What this task involves:
Pull out every line in the data that has the string "useTarget" in it.
------------------------------------------------
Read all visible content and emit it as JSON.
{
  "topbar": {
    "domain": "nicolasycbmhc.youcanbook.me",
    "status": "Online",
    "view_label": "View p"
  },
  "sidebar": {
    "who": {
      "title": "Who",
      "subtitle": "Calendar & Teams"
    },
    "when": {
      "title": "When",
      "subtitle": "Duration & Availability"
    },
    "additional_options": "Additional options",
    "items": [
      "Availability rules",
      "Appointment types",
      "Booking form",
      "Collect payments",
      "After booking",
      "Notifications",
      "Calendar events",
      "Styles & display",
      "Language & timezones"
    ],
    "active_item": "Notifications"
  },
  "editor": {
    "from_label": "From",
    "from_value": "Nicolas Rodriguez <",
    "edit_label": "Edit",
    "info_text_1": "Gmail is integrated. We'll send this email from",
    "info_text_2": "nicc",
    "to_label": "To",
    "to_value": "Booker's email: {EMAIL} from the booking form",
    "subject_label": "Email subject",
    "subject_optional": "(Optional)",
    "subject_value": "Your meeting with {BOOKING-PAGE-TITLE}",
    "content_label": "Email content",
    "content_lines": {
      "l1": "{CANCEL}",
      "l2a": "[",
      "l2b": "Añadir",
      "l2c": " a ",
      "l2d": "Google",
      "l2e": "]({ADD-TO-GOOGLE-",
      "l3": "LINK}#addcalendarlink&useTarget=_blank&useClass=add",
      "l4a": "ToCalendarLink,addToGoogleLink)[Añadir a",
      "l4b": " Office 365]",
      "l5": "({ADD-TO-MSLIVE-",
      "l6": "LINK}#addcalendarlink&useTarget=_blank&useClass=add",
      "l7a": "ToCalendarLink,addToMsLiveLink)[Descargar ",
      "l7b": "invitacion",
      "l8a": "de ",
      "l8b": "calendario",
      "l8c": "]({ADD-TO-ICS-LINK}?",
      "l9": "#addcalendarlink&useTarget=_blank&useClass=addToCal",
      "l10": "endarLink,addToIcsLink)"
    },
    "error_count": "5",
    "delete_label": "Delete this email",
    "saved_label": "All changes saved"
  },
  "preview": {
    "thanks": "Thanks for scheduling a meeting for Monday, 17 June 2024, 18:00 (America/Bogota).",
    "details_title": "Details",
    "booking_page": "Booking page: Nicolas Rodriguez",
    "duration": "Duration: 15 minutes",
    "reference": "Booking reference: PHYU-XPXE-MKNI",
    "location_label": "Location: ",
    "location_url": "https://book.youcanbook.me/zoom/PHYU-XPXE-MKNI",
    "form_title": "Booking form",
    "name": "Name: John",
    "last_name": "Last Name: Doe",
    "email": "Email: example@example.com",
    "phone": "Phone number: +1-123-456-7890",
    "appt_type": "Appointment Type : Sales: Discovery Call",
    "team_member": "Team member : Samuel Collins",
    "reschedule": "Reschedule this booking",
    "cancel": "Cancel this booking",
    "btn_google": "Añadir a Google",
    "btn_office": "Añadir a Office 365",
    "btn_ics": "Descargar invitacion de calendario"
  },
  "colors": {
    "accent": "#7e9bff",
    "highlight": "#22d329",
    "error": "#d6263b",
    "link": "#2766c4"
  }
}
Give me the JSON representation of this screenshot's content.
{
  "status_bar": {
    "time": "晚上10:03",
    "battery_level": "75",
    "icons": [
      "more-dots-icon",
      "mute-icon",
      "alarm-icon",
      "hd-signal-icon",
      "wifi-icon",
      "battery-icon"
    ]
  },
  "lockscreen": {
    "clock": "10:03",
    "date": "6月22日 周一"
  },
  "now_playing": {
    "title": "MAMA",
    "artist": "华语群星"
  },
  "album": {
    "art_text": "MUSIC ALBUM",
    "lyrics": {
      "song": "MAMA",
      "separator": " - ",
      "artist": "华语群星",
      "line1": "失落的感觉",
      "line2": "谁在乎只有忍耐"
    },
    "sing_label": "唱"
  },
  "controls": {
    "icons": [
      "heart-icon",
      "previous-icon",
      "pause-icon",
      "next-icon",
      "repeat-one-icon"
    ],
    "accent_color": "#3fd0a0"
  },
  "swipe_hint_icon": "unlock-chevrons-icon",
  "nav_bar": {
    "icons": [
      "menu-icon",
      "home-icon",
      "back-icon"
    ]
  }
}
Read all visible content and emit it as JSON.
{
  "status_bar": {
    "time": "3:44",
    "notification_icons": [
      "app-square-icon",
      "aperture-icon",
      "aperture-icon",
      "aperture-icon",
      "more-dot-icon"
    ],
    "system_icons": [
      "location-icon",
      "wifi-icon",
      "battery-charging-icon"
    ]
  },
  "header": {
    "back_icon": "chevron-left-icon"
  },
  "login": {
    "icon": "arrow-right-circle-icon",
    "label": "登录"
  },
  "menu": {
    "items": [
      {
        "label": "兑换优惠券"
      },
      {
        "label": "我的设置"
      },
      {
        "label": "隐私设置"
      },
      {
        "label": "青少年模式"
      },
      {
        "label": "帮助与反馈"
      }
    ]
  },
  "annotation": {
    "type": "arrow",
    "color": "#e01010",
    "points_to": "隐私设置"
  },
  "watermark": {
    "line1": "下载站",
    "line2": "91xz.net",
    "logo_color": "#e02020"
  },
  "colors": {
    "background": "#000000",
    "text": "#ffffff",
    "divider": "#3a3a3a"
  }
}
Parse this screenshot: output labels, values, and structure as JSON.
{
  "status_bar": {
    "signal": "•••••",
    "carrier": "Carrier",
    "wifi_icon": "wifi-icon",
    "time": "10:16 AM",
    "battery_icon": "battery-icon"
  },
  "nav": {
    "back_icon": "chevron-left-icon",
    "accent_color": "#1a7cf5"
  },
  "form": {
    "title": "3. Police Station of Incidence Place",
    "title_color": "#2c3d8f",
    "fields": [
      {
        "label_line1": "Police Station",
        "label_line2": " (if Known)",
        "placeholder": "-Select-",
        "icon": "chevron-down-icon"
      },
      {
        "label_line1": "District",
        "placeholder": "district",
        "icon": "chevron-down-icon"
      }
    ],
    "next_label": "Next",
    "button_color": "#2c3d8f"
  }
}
------------------------------------------------
Correct result:
      "l3": "LINK}#addcalendarlink&useTarget=_blank&useClass=add",
      "l6": "LINK}#addcalendarlink&useTarget=_blank&useClass=add",
      "l9": "#addcalendarlink&useTarget=_blank&useClass=addToCal",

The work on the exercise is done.